Copy nothing but the text: repeat each entry exactly and drop the images.

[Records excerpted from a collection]
※ ※ ※
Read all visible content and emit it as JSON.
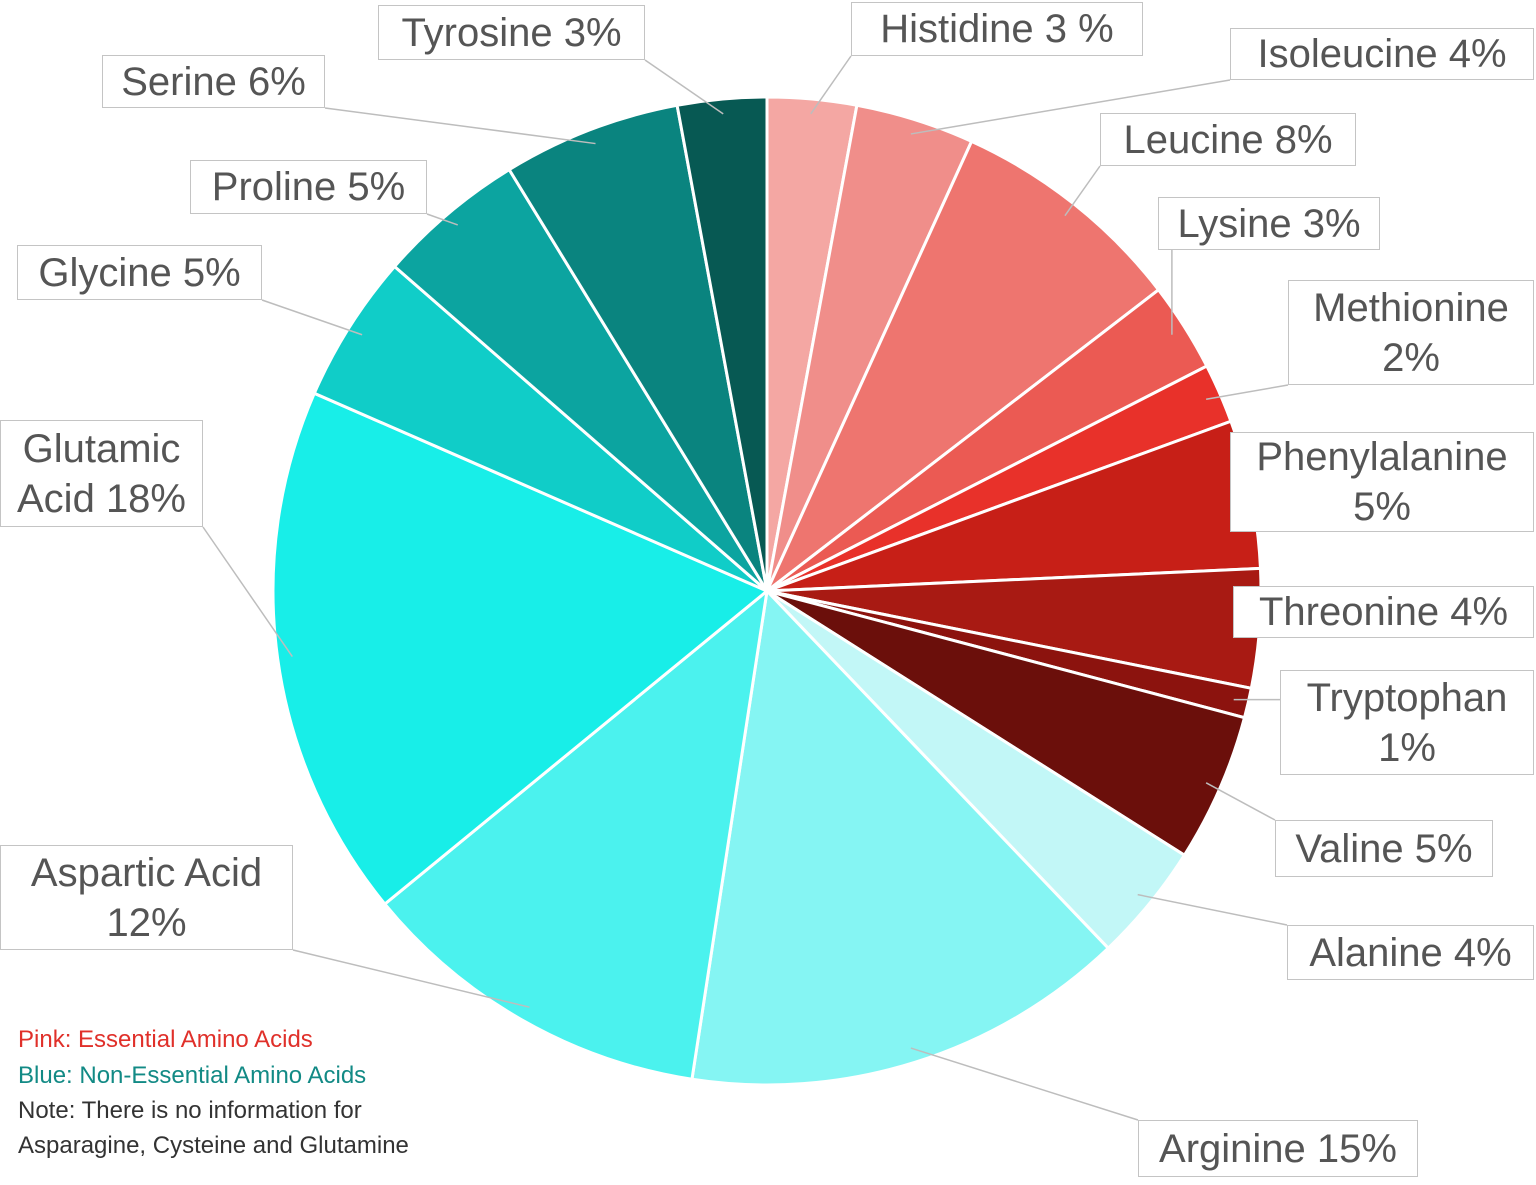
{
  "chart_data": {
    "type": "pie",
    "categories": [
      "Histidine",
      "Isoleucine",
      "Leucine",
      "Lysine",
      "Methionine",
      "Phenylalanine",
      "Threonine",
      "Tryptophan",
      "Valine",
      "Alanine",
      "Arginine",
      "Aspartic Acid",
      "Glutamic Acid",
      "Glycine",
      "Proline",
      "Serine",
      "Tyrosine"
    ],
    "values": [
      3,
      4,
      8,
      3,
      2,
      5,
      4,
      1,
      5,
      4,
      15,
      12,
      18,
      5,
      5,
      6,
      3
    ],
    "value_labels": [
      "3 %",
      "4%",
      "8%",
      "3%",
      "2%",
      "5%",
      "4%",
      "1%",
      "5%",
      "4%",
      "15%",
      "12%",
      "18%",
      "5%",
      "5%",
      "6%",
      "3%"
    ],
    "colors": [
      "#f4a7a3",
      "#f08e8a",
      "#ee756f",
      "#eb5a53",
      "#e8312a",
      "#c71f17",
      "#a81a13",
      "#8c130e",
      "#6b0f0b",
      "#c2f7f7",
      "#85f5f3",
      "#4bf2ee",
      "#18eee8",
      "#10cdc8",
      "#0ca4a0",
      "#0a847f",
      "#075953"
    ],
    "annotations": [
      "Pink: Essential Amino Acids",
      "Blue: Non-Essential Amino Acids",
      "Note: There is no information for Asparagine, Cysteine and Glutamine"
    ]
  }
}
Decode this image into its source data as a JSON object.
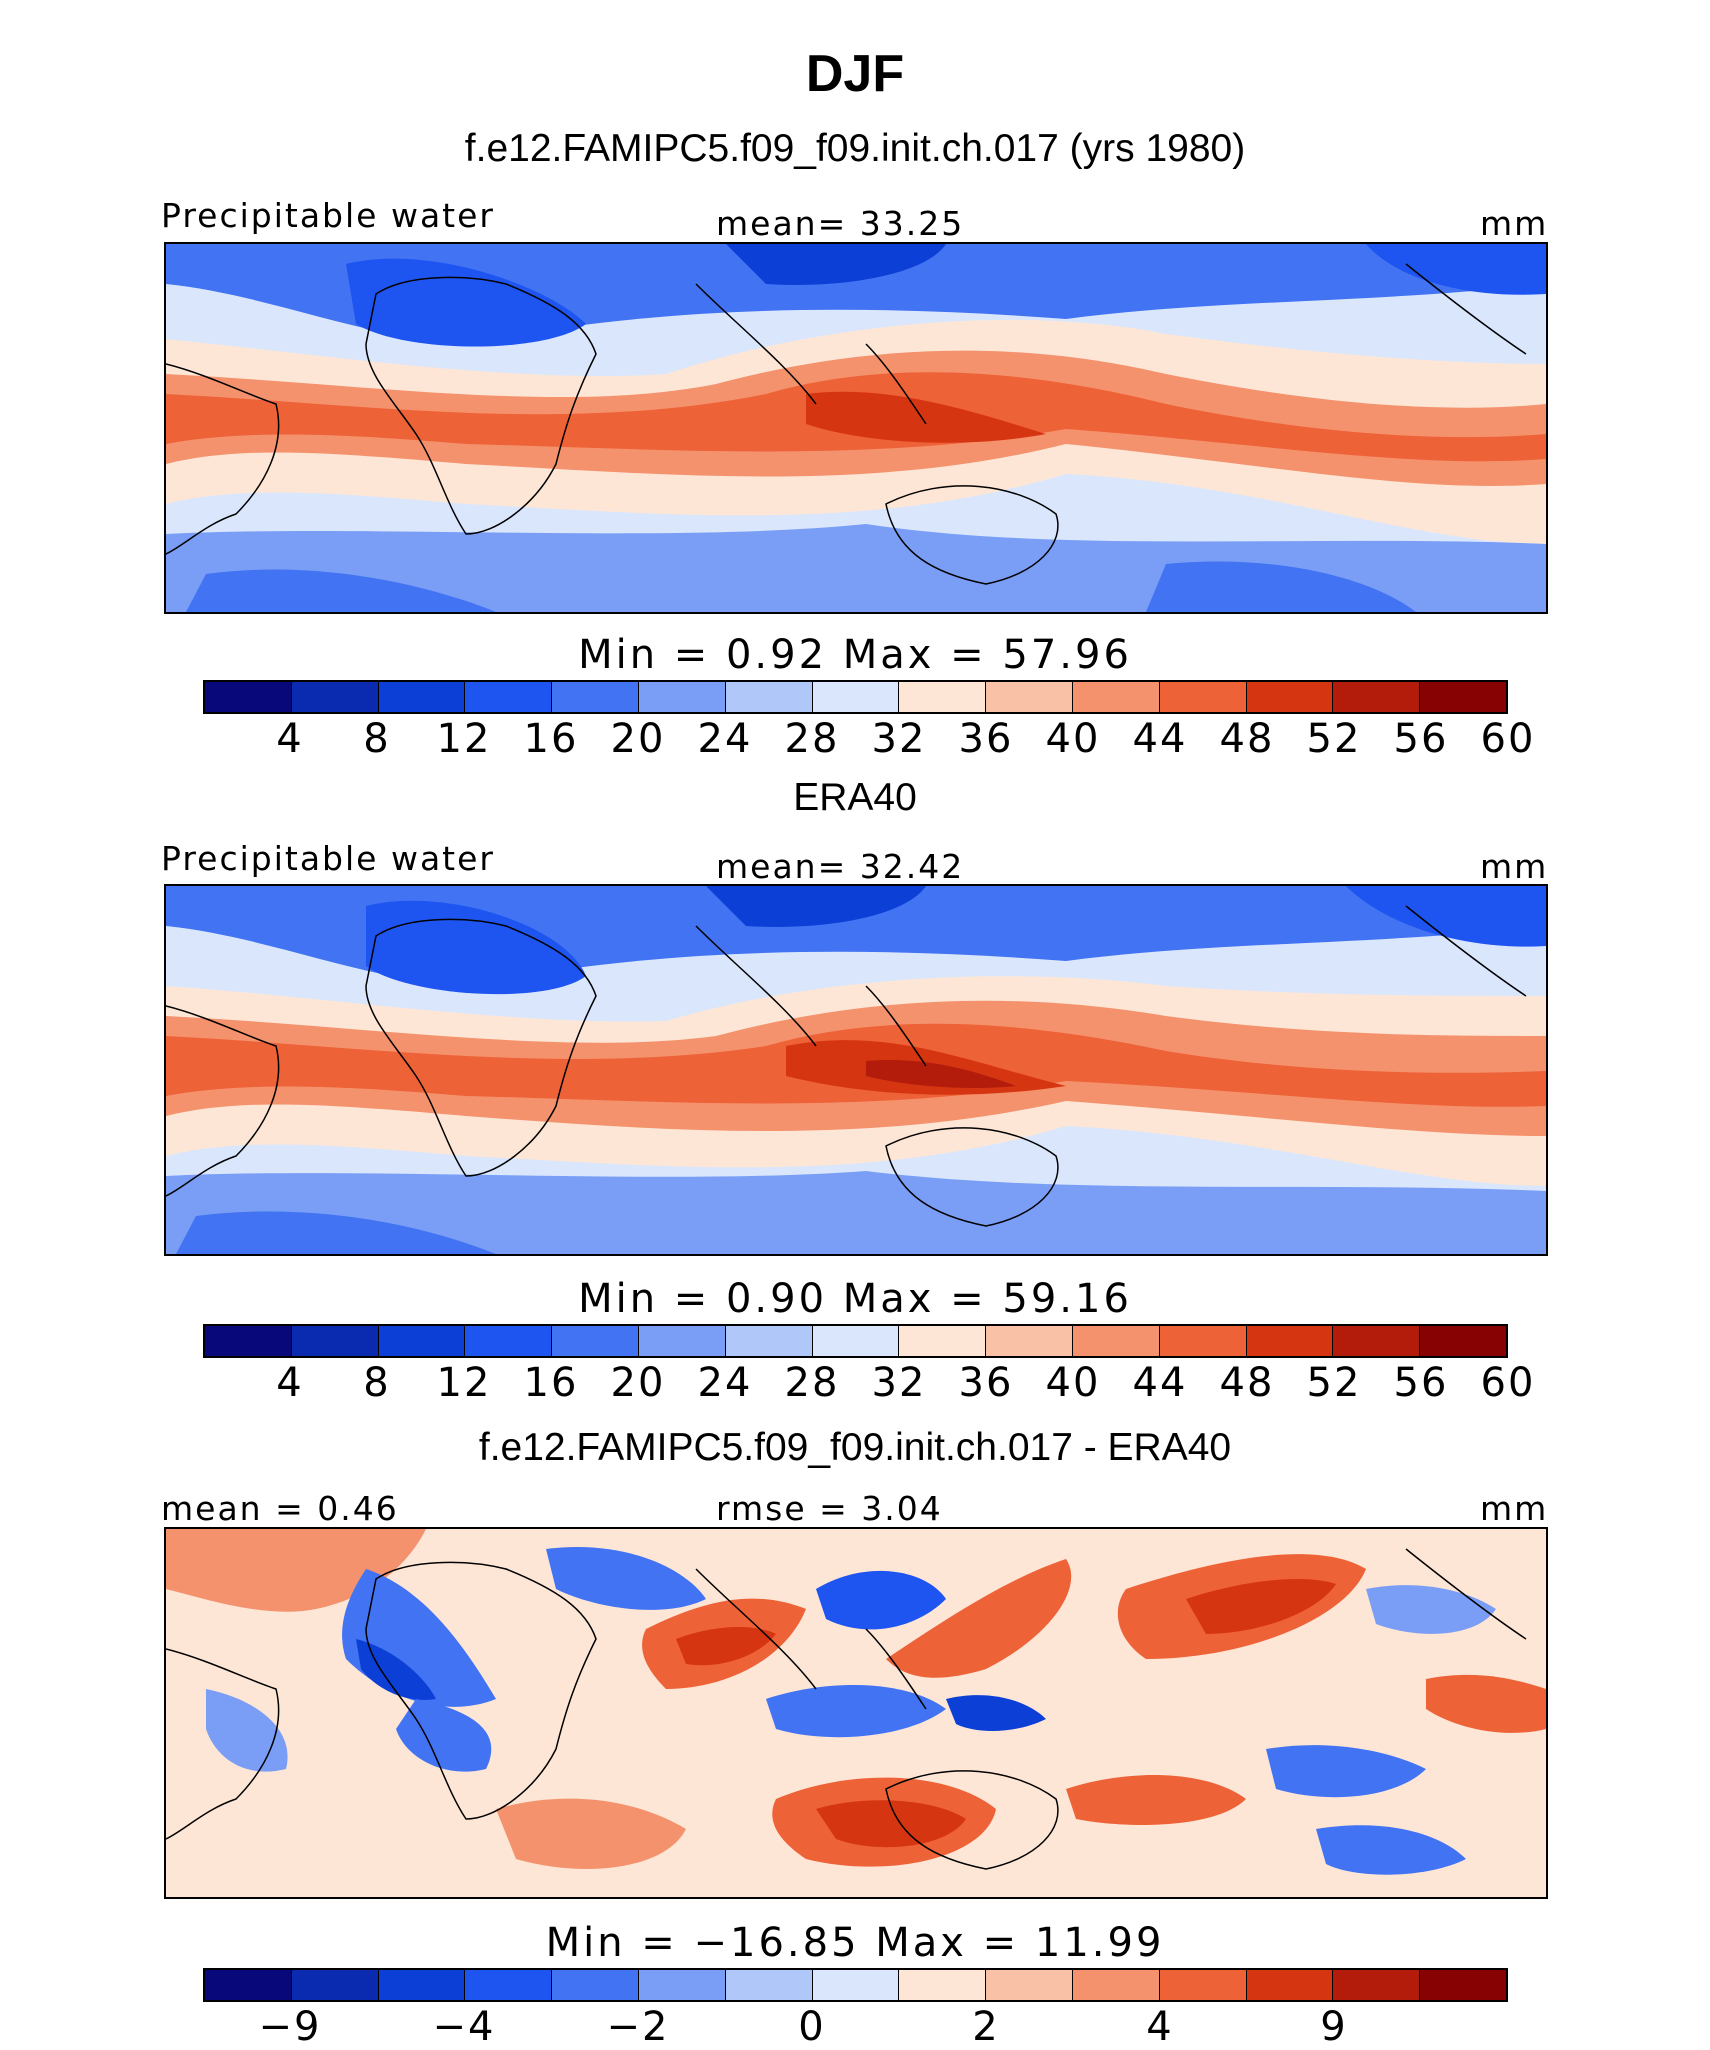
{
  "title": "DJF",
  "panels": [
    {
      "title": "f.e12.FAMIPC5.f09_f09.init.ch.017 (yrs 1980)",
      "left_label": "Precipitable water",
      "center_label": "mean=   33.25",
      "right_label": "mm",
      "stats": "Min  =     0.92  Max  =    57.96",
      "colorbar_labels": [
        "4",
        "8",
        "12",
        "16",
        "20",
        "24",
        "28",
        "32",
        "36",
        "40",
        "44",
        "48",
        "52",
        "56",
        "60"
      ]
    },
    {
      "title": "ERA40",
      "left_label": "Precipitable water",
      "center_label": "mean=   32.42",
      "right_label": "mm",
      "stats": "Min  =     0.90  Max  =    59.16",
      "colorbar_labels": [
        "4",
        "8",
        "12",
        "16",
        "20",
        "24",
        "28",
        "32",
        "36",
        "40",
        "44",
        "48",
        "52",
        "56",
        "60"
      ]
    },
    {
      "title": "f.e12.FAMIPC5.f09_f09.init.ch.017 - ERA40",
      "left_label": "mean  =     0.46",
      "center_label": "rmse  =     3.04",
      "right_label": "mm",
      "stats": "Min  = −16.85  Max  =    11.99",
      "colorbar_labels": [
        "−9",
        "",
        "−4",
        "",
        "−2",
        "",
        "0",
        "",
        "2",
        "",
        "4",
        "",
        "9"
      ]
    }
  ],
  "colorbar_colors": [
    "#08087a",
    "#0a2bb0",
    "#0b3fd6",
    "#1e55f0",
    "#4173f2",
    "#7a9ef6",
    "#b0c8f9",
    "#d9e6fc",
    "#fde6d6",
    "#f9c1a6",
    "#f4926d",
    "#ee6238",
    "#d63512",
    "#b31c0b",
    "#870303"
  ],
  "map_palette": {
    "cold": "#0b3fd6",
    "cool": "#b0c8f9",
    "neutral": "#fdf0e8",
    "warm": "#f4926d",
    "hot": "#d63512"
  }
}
※ ※ ※
RESPONSE ->
Read all visible content and emit it as JSON.
{
  "chart_data": {
    "type": "pie",
    "categories": [
      "Histidine",
      "Isoleucine",
      "Leucine",
      "Lysine",
      "Methionine",
      "Phenylalanine",
      "Threonine",
      "Tryptophan",
      "Valine",
      "Alanine",
      "Arginine",
      "Aspartic Acid",
      "Glutamic Acid",
      "Glycine",
      "Proline",
      "Serine",
      "Tyrosine"
    ],
    "values": [
      3,
      4,
      8,
      3,
      2,
      5,
      4,
      1,
      5,
      4,
      15,
      12,
      18,
      5,
      5,
      6,
      3
    ],
    "value_labels": [
      "3 %",
      "4%",
      "8%",
      "3%",
      "2%",
      "5%",
      "4%",
      "1%",
      "5%",
      "4%",
      "15%",
      "12%",
      "18%",
      "5%",
      "5%",
      "6%",
      "3%"
    ],
    "colors": [
      "#f4a7a3",
      "#f08e8a",
      "#ee756f",
      "#eb5a53",
      "#e8312a",
      "#c71f17",
      "#a81a13",
      "#8c130e",
      "#6b0f0b",
      "#c2f7f7",
      "#85f5f3",
      "#4bf2ee",
      "#18eee8",
      "#10cdc8",
      "#0ca4a0",
      "#0a847f",
      "#075953"
    ],
    "annotations": [
      "Pink: Essential Amino Acids",
      "Blue: Non-Essential Amino Acids",
      "Note: There is no information for Asparagine, Cysteine and Glutamine"
    ]
  }
}
Decode this image into its source data as a JSON object.
{
  "title": "DJF",
  "panels": [
    {
      "title": "f.e12.FAMIPC5.f09_f09.init.ch.017 (yrs 1980)",
      "left_label": "Precipitable water",
      "center_label": "mean=   33.25",
      "right_label": "mm",
      "stats": "Min  =     0.92  Max  =    57.96",
      "colorbar_labels": [
        "4",
        "8",
        "12",
        "16",
        "20",
        "24",
        "28",
        "32",
        "36",
        "40",
        "44",
        "48",
        "52",
        "56",
        "60"
      ]
    },
    {
      "title": "ERA40",
      "left_label": "Precipitable water",
      "center_label": "mean=   32.42",
      "right_label": "mm",
      "stats": "Min  =     0.90  Max  =    59.16",
      "colorbar_labels": [
        "4",
        "8",
        "12",
        "16",
        "20",
        "24",
        "28",
        "32",
        "36",
        "40",
        "44",
        "48",
        "52",
        "56",
        "60"
      ]
    },
    {
      "title": "f.e12.FAMIPC5.f09_f09.init.ch.017 - ERA40",
      "left_label": "mean  =     0.46",
      "center_label": "rmse  =     3.04",
      "right_label": "mm",
      "stats": "Min  = −16.85  Max  =    11.99",
      "colorbar_labels": [
        "−9",
        "",
        "−4",
        "",
        "−2",
        "",
        "0",
        "",
        "2",
        "",
        "4",
        "",
        "9"
      ]
    }
  ],
  "colorbar_colors": [
    "#08087a",
    "#0a2bb0",
    "#0b3fd6",
    "#1e55f0",
    "#4173f2",
    "#7a9ef6",
    "#b0c8f9",
    "#d9e6fc",
    "#fde6d6",
    "#f9c1a6",
    "#f4926d",
    "#ee6238",
    "#d63512",
    "#b31c0b",
    "#870303"
  ],
  "map_palette": {
    "cold": "#0b3fd6",
    "cool": "#b0c8f9",
    "neutral": "#fdf0e8",
    "warm": "#f4926d",
    "hot": "#d63512"
  }
}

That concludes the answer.